DATASET EXCERPTS:
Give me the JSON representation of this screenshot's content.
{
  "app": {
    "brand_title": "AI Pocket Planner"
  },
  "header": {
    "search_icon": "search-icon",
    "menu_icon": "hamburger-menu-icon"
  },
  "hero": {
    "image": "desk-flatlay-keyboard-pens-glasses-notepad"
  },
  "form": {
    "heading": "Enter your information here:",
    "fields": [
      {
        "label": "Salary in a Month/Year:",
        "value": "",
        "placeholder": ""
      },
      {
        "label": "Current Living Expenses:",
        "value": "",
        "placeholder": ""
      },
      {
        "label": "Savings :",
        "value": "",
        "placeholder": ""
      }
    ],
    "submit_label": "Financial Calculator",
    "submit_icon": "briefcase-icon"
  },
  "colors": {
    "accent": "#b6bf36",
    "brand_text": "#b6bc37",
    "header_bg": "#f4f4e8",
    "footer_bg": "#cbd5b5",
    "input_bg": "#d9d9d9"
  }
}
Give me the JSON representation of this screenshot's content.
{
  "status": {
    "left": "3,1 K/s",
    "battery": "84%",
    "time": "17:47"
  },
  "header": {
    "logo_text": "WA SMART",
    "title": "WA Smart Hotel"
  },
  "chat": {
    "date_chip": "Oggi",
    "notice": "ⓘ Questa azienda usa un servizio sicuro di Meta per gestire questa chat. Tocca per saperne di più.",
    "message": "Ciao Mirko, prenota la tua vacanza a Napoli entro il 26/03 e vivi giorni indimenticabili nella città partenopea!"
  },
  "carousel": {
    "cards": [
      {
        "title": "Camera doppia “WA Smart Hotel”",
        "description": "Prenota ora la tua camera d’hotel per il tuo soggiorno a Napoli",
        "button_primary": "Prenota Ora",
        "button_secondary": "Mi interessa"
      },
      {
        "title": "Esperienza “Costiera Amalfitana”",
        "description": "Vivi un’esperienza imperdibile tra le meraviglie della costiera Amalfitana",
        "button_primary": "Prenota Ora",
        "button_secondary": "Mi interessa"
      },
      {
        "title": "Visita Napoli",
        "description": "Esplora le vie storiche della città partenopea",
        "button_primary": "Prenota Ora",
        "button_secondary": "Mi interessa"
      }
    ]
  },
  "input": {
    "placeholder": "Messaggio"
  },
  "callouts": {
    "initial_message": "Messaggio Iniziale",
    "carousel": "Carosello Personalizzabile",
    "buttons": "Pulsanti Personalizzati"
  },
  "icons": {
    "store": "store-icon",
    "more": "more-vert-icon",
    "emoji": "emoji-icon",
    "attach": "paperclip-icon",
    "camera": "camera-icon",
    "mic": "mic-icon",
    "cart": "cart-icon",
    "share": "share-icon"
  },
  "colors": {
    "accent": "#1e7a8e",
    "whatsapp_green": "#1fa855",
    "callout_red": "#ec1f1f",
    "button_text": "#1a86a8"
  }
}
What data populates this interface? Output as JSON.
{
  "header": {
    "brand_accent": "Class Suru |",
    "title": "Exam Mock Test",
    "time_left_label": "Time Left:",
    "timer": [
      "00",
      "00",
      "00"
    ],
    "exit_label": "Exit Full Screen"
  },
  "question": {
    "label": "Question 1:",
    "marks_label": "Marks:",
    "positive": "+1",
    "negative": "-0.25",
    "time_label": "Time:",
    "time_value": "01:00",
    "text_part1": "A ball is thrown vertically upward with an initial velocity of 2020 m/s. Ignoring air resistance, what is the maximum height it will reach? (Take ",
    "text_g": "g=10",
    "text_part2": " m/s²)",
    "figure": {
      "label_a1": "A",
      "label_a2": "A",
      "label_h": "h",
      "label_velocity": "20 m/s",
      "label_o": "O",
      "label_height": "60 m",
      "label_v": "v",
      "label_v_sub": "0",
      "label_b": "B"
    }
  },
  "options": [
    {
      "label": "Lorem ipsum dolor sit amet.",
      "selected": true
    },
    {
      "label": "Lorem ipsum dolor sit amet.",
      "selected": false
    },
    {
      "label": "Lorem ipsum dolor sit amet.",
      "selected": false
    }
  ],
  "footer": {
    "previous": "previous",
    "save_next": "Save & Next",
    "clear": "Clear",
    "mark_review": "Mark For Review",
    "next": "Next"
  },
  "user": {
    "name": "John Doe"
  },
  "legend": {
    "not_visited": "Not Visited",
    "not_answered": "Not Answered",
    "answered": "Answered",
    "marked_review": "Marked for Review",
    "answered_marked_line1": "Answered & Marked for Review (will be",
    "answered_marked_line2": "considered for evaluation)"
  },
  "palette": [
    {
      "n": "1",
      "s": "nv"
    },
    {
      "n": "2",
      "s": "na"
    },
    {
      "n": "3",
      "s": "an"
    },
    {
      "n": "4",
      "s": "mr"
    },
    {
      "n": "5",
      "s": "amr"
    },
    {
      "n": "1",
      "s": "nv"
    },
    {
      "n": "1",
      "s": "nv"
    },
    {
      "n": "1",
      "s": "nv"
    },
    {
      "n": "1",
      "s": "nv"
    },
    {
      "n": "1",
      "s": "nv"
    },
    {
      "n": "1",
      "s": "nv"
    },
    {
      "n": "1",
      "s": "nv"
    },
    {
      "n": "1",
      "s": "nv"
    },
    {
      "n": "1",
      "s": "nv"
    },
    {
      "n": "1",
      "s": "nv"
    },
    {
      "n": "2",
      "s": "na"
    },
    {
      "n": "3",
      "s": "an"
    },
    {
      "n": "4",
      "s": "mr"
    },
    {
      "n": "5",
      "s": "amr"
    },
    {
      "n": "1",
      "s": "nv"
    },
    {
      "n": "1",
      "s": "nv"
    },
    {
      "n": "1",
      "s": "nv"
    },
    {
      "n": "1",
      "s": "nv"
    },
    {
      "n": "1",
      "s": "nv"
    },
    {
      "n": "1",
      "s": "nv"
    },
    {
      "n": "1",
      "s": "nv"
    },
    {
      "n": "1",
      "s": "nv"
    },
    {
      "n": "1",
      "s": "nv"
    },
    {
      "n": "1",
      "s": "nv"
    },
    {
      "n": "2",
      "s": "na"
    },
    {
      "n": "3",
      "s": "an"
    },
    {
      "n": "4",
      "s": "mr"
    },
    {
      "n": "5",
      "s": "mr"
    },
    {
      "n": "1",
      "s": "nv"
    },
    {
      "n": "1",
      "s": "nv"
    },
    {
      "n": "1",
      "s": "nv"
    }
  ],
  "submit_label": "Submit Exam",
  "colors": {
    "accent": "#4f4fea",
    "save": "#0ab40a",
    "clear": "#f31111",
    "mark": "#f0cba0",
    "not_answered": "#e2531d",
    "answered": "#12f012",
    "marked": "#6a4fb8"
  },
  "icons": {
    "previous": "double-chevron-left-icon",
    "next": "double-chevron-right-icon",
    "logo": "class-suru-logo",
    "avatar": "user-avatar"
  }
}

TASK DIRECTIONS: Pick out the lines that have the word "Napoli". Copy them all.

ANSWER TO THE EXERCISE:
    "message": "Ciao Mirko, prenota la tua vacanza a Napoli entro il 26/03 e vivi giorni indimenticabili nella città partenopea!"
        "description": "Prenota ora la tua camera d’hotel per il tuo soggiorno a Napoli",
        "title": "Visita Napoli",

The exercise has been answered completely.